DATA IN THIS EXERCISE:
#####

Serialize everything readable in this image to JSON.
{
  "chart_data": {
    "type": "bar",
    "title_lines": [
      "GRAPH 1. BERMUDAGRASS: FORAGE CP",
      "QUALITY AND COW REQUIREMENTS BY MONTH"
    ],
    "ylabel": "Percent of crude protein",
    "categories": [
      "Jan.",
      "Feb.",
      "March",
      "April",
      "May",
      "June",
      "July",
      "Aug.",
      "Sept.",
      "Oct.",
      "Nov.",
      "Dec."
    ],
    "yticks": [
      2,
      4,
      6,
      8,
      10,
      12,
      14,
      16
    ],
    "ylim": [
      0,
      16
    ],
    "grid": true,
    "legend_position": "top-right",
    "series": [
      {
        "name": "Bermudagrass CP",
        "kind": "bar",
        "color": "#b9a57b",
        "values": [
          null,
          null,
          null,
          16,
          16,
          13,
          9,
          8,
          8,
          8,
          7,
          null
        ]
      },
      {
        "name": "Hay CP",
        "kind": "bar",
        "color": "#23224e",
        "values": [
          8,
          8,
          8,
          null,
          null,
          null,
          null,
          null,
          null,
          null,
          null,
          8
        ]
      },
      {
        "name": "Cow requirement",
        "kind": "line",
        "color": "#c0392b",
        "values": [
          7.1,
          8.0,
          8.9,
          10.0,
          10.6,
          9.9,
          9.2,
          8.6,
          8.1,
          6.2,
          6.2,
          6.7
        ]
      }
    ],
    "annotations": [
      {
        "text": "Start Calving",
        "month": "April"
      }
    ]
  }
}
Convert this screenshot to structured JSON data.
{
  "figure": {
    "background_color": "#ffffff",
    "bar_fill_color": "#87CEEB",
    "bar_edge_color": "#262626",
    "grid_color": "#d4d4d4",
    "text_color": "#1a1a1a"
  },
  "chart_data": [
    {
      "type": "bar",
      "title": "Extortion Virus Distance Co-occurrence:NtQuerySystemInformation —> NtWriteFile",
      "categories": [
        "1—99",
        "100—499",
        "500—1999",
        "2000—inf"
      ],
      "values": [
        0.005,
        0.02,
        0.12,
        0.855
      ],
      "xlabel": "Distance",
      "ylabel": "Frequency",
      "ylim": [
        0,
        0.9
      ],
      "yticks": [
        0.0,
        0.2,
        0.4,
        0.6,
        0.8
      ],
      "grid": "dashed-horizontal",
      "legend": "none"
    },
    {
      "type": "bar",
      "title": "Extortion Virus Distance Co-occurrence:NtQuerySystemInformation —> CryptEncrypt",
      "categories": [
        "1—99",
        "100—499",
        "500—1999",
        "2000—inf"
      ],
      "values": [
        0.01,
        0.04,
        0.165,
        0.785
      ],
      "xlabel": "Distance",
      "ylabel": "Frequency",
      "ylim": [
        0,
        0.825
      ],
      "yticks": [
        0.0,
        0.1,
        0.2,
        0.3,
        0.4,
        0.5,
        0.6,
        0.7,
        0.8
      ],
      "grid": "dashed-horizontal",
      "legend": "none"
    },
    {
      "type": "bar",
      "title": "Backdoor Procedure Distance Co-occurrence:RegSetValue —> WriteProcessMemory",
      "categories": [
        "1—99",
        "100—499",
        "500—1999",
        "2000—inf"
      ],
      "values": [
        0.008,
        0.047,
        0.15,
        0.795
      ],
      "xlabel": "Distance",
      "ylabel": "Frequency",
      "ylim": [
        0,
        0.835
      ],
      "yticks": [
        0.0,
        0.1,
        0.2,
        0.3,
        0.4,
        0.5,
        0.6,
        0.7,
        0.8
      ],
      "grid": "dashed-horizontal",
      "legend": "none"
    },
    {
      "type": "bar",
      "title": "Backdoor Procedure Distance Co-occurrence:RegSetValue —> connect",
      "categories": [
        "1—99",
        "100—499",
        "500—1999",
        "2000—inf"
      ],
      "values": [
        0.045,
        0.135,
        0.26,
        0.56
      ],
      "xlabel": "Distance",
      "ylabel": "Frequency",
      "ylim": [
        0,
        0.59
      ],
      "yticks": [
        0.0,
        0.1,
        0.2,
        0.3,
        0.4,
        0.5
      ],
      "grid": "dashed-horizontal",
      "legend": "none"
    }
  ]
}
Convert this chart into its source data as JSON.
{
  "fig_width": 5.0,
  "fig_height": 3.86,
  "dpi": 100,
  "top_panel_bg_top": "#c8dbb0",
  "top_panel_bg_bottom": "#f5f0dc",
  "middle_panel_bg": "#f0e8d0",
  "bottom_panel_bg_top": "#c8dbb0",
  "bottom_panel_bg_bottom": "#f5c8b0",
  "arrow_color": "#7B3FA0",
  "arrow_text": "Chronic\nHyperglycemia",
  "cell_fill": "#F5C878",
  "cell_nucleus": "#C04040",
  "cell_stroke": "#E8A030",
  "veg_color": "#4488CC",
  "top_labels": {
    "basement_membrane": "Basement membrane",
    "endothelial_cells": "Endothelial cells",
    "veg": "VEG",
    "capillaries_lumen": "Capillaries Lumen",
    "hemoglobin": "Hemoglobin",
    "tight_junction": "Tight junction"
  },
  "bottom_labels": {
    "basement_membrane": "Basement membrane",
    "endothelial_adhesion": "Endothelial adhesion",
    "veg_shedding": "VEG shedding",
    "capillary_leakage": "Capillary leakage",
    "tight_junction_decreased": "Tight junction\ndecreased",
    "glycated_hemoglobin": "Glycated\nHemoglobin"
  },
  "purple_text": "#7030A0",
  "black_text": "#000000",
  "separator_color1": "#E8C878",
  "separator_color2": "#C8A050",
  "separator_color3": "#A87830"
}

#####

TASK DIRECTIONS: This task calls for every entry above to be transcribed exactly.

THE COMPLETED TASK:
Serialize everything readable in this image to JSON.
{
  "chart_data": {
    "type": "bar",
    "title_lines": [
      "GRAPH 1. BERMUDAGRASS: FORAGE CP",
      "QUALITY AND COW REQUIREMENTS BY MONTH"
    ],
    "ylabel": "Percent of crude protein",
    "categories": [
      "Jan.",
      "Feb.",
      "March",
      "April",
      "May",
      "June",
      "July",
      "Aug.",
      "Sept.",
      "Oct.",
      "Nov.",
      "Dec."
    ],
    "yticks": [
      2,
      4,
      6,
      8,
      10,
      12,
      14,
      16
    ],
    "ylim": [
      0,
      16
    ],
    "grid": true,
    "legend_position": "top-right",
    "series": [
      {
        "name": "Bermudagrass CP",
        "kind": "bar",
        "color": "#b9a57b",
        "values": [
          null,
          null,
          null,
          16,
          16,
          13,
          9,
          8,
          8,
          8,
          7,
          null
        ]
      },
      {
        "name": "Hay CP",
        "kind": "bar",
        "color": "#23224e",
        "values": [
          8,
          8,
          8,
          null,
          null,
          null,
          null,
          null,
          null,
          null,
          null,
          8
        ]
      },
      {
        "name": "Cow requirement",
        "kind": "line",
        "color": "#c0392b",
        "values": [
          7.1,
          8.0,
          8.9,
          10.0,
          10.6,
          9.9,
          9.2,
          8.6,
          8.1,
          6.2,
          6.2,
          6.7
        ]
      }
    ],
    "annotations": [
      {
        "text": "Start Calving",
        "month": "April"
      }
    ]
  }
}
Convert this screenshot to structured JSON data.
{
  "figure": {
    "background_color": "#ffffff",
    "bar_fill_color": "#87CEEB",
    "bar_edge_color": "#262626",
    "grid_color": "#d4d4d4",
    "text_color": "#1a1a1a"
  },
  "chart_data": [
    {
      "type": "bar",
      "title": "Extortion Virus Distance Co-occurrence:NtQuerySystemInformation —> NtWriteFile",
      "categories": [
        "1—99",
        "100—499",
        "500—1999",
        "2000—inf"
      ],
      "values": [
        0.005,
        0.02,
        0.12,
        0.855
      ],
      "xlabel": "Distance",
      "ylabel": "Frequency",
      "ylim": [
        0,
        0.9
      ],
      "yticks": [
        0.0,
        0.2,
        0.4,
        0.6,
        0.8
      ],
      "grid": "dashed-horizontal",
      "legend": "none"
    },
    {
      "type": "bar",
      "title": "Extortion Virus Distance Co-occurrence:NtQuerySystemInformation —> CryptEncrypt",
      "categories": [
        "1—99",
        "100—499",
        "500—1999",
        "2000—inf"
      ],
      "values": [
        0.01,
        0.04,
        0.165,
        0.785
      ],
      "xlabel": "Distance",
      "ylabel": "Frequency",
      "ylim": [
        0,
        0.825
      ],
      "yticks": [
        0.0,
        0.1,
        0.2,
        0.3,
        0.4,
        0.5,
        0.6,
        0.7,
        0.8
      ],
      "grid": "dashed-horizontal",
      "legend": "none"
    },
    {
      "type": "bar",
      "title": "Backdoor Procedure Distance Co-occurrence:RegSetValue —> WriteProcessMemory",
      "categories": [
        "1—99",
        "100—499",
        "500—1999",
        "2000—inf"
      ],
      "values": [
        0.008,
        0.047,
        0.15,
        0.795
      ],
      "xlabel": "Distance",
      "ylabel": "Frequency",
      "ylim": [
        0,
        0.835
      ],
      "yticks": [
        0.0,
        0.1,
        0.2,
        0.3,
        0.4,
        0.5,
        0.6,
        0.7,
        0.8
      ],
      "grid": "dashed-horizontal",
      "legend": "none"
    },
    {
      "type": "bar",
      "title": "Backdoor Procedure Distance Co-occurrence:RegSetValue —> connect",
      "categories": [
        "1—99",
        "100—499",
        "500—1999",
        "2000—inf"
      ],
      "values": [
        0.045,
        0.135,
        0.26,
        0.56
      ],
      "xlabel": "Distance",
      "ylabel": "Frequency",
      "ylim": [
        0,
        0.59
      ],
      "yticks": [
        0.0,
        0.1,
        0.2,
        0.3,
        0.4,
        0.5
      ],
      "grid": "dashed-horizontal",
      "legend": "none"
    }
  ]
}
Convert this chart into its source data as JSON.
{
  "fig_width": 5.0,
  "fig_height": 3.86,
  "dpi": 100,
  "top_panel_bg_top": "#c8dbb0",
  "top_panel_bg_bottom": "#f5f0dc",
  "middle_panel_bg": "#f0e8d0",
  "bottom_panel_bg_top": "#c8dbb0",
  "bottom_panel_bg_bottom": "#f5c8b0",
  "arrow_color": "#7B3FA0",
  "arrow_text": "Chronic\nHyperglycemia",
  "cell_fill": "#F5C878",
  "cell_nucleus": "#C04040",
  "cell_stroke": "#E8A030",
  "veg_color": "#4488CC",
  "top_labels": {
    "basement_membrane": "Basement membrane",
    "endothelial_cells": "Endothelial cells",
    "veg": "VEG",
    "capillaries_lumen": "Capillaries Lumen",
    "hemoglobin": "Hemoglobin",
    "tight_junction": "Tight junction"
  },
  "bottom_labels": {
    "basement_membrane": "Basement membrane",
    "endothelial_adhesion": "Endothelial adhesion",
    "veg_shedding": "VEG shedding",
    "capillary_leakage": "Capillary leakage",
    "tight_junction_decreased": "Tight junction\ndecreased",
    "glycated_hemoglobin": "Glycated\nHemoglobin"
  },
  "purple_text": "#7030A0",
  "black_text": "#000000",
  "separator_color1": "#E8C878",
  "separator_color2": "#C8A050",
  "separator_color3": "#A87830"
}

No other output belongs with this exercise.